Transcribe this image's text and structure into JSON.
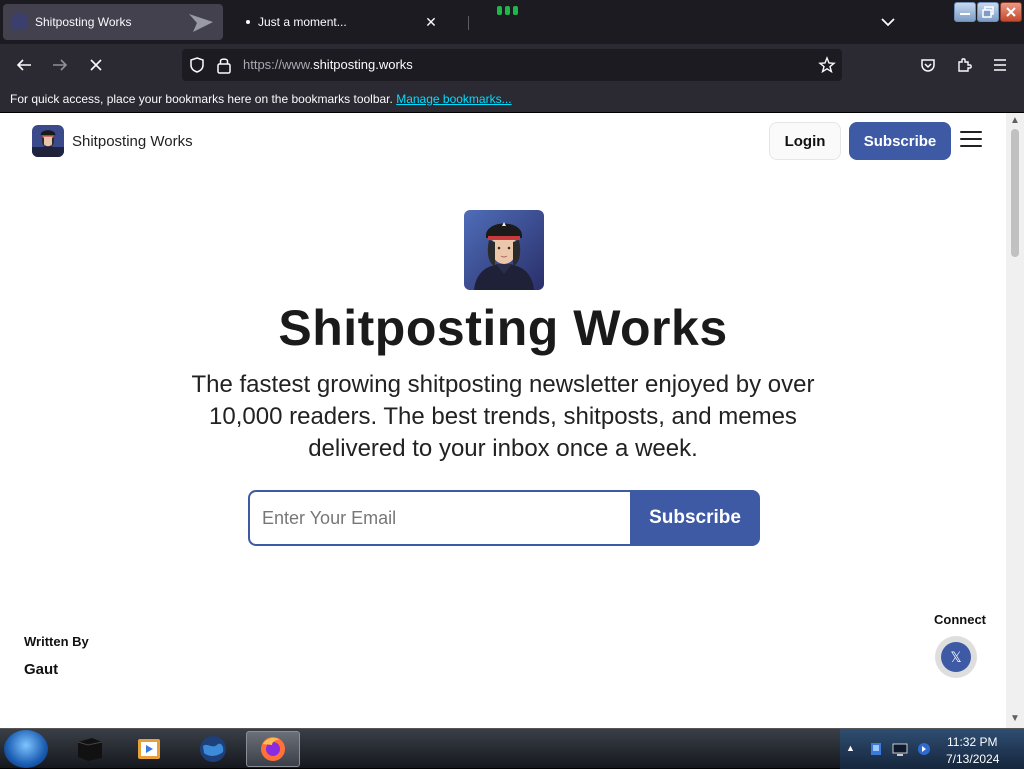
{
  "browser": {
    "tabs": [
      {
        "title": "Shitposting Works",
        "active": true
      },
      {
        "title": "Just a moment...",
        "active": false,
        "loading": true
      }
    ],
    "url": {
      "prefix": "https://www.",
      "domain": "shitposting.works"
    },
    "bookmarks_message": "For quick access, place your bookmarks here on the bookmarks toolbar.",
    "bookmarks_link": "Manage bookmarks..."
  },
  "site": {
    "brand_name": "Shitposting Works",
    "login_label": "Login",
    "subscribe_label": "Subscribe",
    "hero_title": "Shitposting Works",
    "hero_description": "The fastest growing shitposting newsletter enjoyed by over 10,000 readers. The best trends, shitposts, and memes delivered to your inbox once a week.",
    "email_placeholder": "Enter Your Email",
    "subscribe_hero_label": "Subscribe",
    "written_by_label": "Written By",
    "author": "Gaut",
    "connect_label": "Connect",
    "social_icon": "x-icon"
  },
  "taskbar": {
    "time": "11:32 PM",
    "date": "7/13/2024",
    "apps": [
      "file-manager",
      "media-player",
      "globe-browser",
      "firefox"
    ]
  },
  "colors": {
    "accent": "#3e5aa5",
    "chrome_dark": "#1c1b22",
    "toolbar": "#2b2a33",
    "link": "#00ddff"
  }
}
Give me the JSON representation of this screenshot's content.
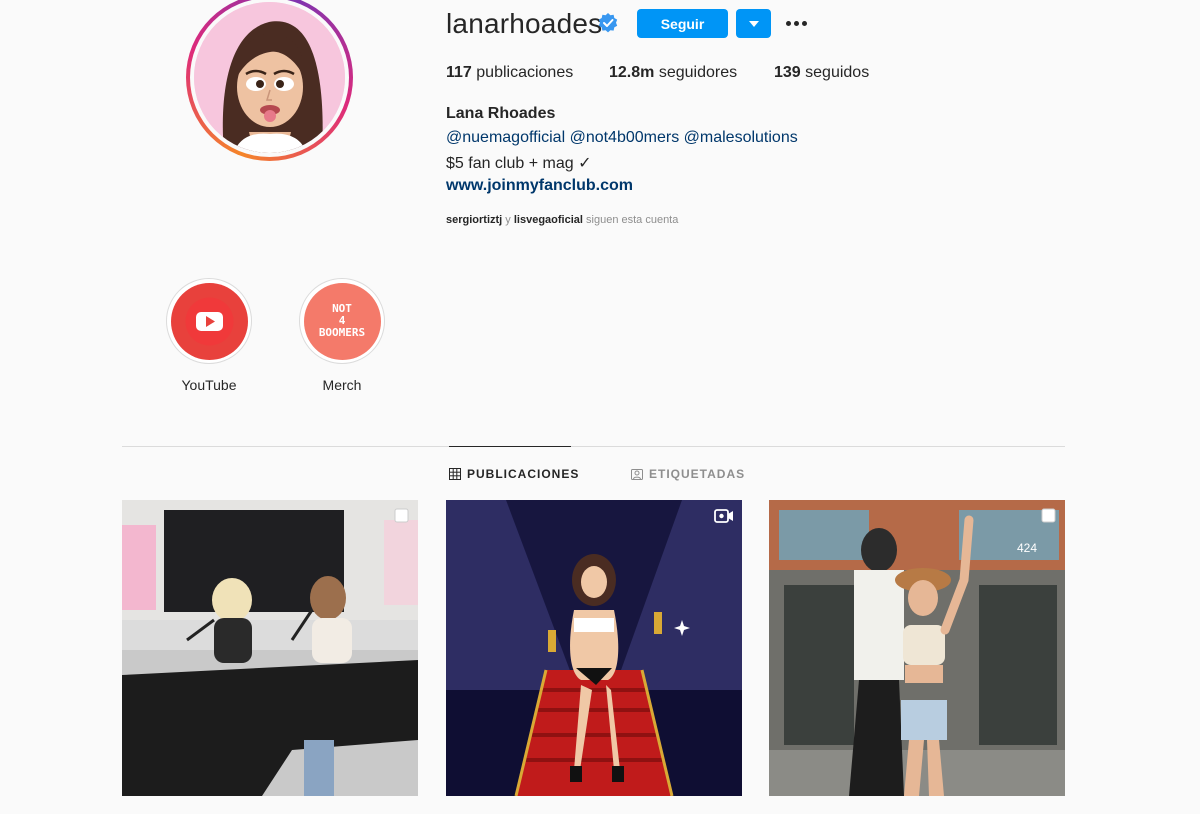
{
  "profile": {
    "username": "lanarhoades",
    "verified_icon": "verified-badge-icon",
    "follow_label": "Seguir",
    "dropdown_icon": "caret-down-icon",
    "more_icon": "more-dots-icon",
    "stats": {
      "posts_count": "117",
      "posts_label": "publicaciones",
      "followers_count": "12.8m",
      "followers_label": "seguidores",
      "following_count": "139",
      "following_label": "seguidos"
    },
    "full_name": "Lana Rhoades",
    "mentions": "@nuemagofficial @not4b00mers @malesolutions",
    "bio": "$5 fan club + mag ✓",
    "website": "www.joinmyfanclub.com",
    "followed_by": {
      "user1": "sergiortiztj",
      "connector": "y",
      "user2": "lisvegaoficial",
      "suffix": "siguen esta cuenta"
    }
  },
  "highlights": [
    {
      "label": "YouTube",
      "icon": "youtube-icon",
      "color": "#e8413c"
    },
    {
      "label": "Merch",
      "cover_text": [
        "NOT",
        "4",
        "BOOMERS"
      ],
      "color": "#f47a6a"
    }
  ],
  "tabs": [
    {
      "label": "PUBLICACIONES",
      "icon": "grid-icon",
      "active": true
    },
    {
      "label": "ETIQUETADAS",
      "icon": "tagged-icon",
      "active": false
    }
  ],
  "posts": [
    {
      "type": "carousel",
      "badge_icon": "carousel-icon"
    },
    {
      "type": "reel",
      "badge_icon": "reel-icon"
    },
    {
      "type": "carousel",
      "badge_icon": "carousel-icon",
      "sign_text": "424"
    }
  ],
  "colors": {
    "accent": "#0095f6",
    "link": "#00376b",
    "text": "#262626",
    "muted": "#8e8e8e",
    "background": "#fafafa"
  }
}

**Task objective**. Make an exact copy of every record, pictures excluded.

**Result of the exercise**.
Transcribe this image's text and structure into JSON.
{
  "browser": {
    "tabs": [
      {
        "title": "Shitposting Works",
        "active": true
      },
      {
        "title": "Just a moment...",
        "active": false,
        "loading": true
      }
    ],
    "url": {
      "prefix": "https://www.",
      "domain": "shitposting.works"
    },
    "bookmarks_message": "For quick access, place your bookmarks here on the bookmarks toolbar.",
    "bookmarks_link": "Manage bookmarks..."
  },
  "site": {
    "brand_name": "Shitposting Works",
    "login_label": "Login",
    "subscribe_label": "Subscribe",
    "hero_title": "Shitposting Works",
    "hero_description": "The fastest growing shitposting newsletter enjoyed by over 10,000 readers. The best trends, shitposts, and memes delivered to your inbox once a week.",
    "email_placeholder": "Enter Your Email",
    "subscribe_hero_label": "Subscribe",
    "written_by_label": "Written By",
    "author": "Gaut",
    "connect_label": "Connect",
    "social_icon": "x-icon"
  },
  "taskbar": {
    "time": "11:32 PM",
    "date": "7/13/2024",
    "apps": [
      "file-manager",
      "media-player",
      "globe-browser",
      "firefox"
    ]
  },
  "colors": {
    "accent": "#3e5aa5",
    "chrome_dark": "#1c1b22",
    "toolbar": "#2b2a33",
    "link": "#00ddff"
  }
}
Give me the JSON representation of this screenshot's content.
{
  "profile": {
    "username": "lanarhoades",
    "verified_icon": "verified-badge-icon",
    "follow_label": "Seguir",
    "dropdown_icon": "caret-down-icon",
    "more_icon": "more-dots-icon",
    "stats": {
      "posts_count": "117",
      "posts_label": "publicaciones",
      "followers_count": "12.8m",
      "followers_label": "seguidores",
      "following_count": "139",
      "following_label": "seguidos"
    },
    "full_name": "Lana Rhoades",
    "mentions": "@nuemagofficial @not4b00mers @malesolutions",
    "bio": "$5 fan club + mag ✓",
    "website": "www.joinmyfanclub.com",
    "followed_by": {
      "user1": "sergiortiztj",
      "connector": "y",
      "user2": "lisvegaoficial",
      "suffix": "siguen esta cuenta"
    }
  },
  "highlights": [
    {
      "label": "YouTube",
      "icon": "youtube-icon",
      "color": "#e8413c"
    },
    {
      "label": "Merch",
      "cover_text": [
        "NOT",
        "4",
        "BOOMERS"
      ],
      "color": "#f47a6a"
    }
  ],
  "tabs": [
    {
      "label": "PUBLICACIONES",
      "icon": "grid-icon",
      "active": true
    },
    {
      "label": "ETIQUETADAS",
      "icon": "tagged-icon",
      "active": false
    }
  ],
  "posts": [
    {
      "type": "carousel",
      "badge_icon": "carousel-icon"
    },
    {
      "type": "reel",
      "badge_icon": "reel-icon"
    },
    {
      "type": "carousel",
      "badge_icon": "carousel-icon",
      "sign_text": "424"
    }
  ],
  "colors": {
    "accent": "#0095f6",
    "link": "#00376b",
    "text": "#262626",
    "muted": "#8e8e8e",
    "background": "#fafafa"
  }
}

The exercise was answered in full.